[Dataset items]
● ● ● ● ●

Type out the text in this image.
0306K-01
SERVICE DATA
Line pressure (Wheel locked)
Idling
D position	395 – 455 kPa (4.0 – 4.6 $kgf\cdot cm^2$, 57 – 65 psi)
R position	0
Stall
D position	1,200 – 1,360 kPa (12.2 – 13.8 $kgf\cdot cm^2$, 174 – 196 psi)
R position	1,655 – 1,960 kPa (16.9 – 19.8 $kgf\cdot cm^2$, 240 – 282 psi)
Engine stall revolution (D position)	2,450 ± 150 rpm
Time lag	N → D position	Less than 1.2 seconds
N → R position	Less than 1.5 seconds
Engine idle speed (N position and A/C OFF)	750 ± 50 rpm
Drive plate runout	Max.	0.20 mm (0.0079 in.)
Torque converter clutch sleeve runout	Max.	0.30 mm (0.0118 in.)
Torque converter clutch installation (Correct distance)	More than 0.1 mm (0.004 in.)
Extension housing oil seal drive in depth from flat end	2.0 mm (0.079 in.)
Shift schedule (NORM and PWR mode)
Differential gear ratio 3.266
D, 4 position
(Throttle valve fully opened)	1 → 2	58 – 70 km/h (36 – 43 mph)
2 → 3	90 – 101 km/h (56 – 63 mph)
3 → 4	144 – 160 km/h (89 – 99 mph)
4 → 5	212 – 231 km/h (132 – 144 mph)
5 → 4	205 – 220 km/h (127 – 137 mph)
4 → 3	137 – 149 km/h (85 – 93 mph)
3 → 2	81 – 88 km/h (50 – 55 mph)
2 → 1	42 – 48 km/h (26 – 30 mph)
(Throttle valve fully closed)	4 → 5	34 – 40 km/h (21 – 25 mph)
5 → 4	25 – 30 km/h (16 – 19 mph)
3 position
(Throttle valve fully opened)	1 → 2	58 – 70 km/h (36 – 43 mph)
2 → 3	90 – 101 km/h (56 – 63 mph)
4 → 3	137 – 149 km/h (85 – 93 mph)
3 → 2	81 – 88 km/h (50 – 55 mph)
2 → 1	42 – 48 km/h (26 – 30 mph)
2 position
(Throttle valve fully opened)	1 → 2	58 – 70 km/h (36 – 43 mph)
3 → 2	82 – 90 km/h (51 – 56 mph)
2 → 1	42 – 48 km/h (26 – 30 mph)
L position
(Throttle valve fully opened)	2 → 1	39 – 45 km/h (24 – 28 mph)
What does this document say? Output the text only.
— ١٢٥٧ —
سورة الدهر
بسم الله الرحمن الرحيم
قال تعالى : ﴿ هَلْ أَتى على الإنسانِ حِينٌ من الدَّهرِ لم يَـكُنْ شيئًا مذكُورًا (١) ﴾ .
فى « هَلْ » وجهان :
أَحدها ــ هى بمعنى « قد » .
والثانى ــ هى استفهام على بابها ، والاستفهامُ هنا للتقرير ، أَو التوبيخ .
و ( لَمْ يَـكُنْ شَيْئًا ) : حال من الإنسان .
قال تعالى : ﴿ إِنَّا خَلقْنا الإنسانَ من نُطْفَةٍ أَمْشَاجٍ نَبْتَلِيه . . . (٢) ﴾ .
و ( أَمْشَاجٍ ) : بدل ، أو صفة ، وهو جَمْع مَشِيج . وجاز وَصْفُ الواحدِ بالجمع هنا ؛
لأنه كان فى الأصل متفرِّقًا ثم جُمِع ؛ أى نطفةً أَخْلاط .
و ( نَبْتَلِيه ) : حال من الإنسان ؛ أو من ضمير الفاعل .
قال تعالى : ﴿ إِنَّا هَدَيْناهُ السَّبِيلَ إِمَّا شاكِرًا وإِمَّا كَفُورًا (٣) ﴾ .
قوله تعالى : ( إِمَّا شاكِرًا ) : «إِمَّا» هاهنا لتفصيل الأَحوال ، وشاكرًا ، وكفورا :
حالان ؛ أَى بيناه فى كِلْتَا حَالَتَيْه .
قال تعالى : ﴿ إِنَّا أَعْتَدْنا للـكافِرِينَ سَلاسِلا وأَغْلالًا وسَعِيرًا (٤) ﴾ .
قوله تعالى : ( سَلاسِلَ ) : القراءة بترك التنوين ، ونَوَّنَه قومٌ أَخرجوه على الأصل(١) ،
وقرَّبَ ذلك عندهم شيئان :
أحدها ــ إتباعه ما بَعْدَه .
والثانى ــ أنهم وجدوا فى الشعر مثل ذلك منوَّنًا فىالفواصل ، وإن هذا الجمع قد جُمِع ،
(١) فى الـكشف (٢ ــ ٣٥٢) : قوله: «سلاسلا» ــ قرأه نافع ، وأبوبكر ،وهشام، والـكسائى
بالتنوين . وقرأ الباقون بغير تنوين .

● ● ● ● ●

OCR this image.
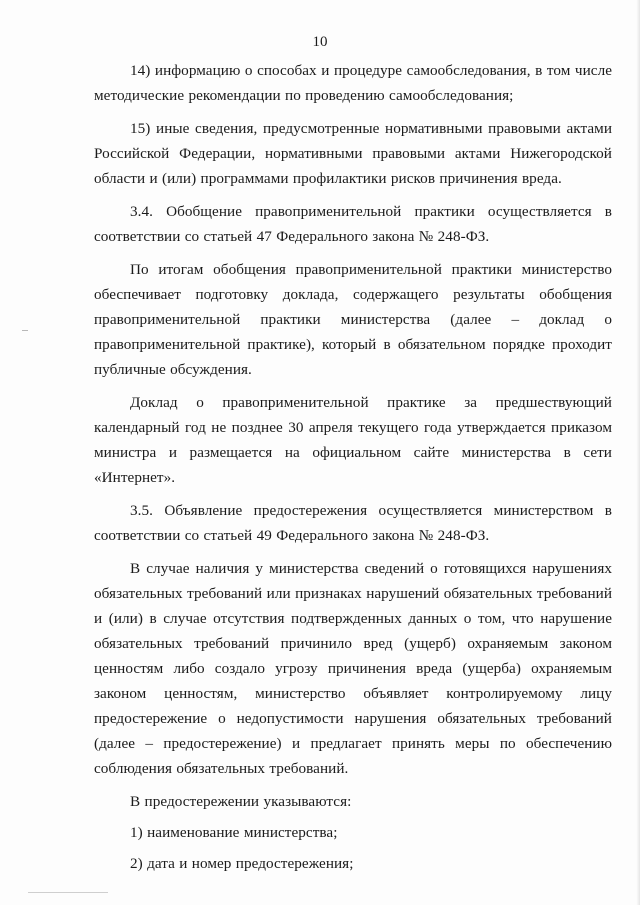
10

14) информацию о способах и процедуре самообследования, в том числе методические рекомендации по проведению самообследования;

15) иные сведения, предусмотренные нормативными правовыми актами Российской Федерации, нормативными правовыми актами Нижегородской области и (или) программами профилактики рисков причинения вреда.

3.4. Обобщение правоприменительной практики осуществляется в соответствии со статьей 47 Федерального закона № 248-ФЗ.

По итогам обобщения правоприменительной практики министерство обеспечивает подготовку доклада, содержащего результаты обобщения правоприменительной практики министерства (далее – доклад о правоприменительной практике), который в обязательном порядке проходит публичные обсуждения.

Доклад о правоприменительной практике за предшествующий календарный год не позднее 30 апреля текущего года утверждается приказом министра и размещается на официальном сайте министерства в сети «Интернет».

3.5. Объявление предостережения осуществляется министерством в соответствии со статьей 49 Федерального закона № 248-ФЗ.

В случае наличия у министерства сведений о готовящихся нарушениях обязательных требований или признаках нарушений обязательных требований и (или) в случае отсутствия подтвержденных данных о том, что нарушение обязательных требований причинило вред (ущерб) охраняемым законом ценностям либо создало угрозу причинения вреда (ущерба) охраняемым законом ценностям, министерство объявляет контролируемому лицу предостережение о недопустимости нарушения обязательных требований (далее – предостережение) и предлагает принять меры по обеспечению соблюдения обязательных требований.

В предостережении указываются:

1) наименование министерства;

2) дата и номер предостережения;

● ● ● ● ●

**Set exercise**
Copy out each line of the entries that holds "далее".

**Task solution**
По итогам обобщения правоприменительной практики министерство обеспечивает подготовку доклада, содержащего результаты обобщения правоприменительной практики министерства (далее – доклад о правоприменительной практике), который в обязательном порядке проходит публичные обсуждения.
В случае наличия у министерства сведений о готовящихся нарушениях обязательных требований или признаках нарушений обязательных требований и (или) в случае отсутствия подтвержденных данных о том, что нарушение обязательных требований причинило вред (ущерб) охраняемым законом ценностям либо создало угрозу причинения вреда (ущерба) охраняемым законом ценностям, министерство объявляет контролируемому лицу предостережение о недопустимости нарушения обязательных требований (далее – предостережение) и предлагает принять меры по обеспечению соблюдения обязательных требований.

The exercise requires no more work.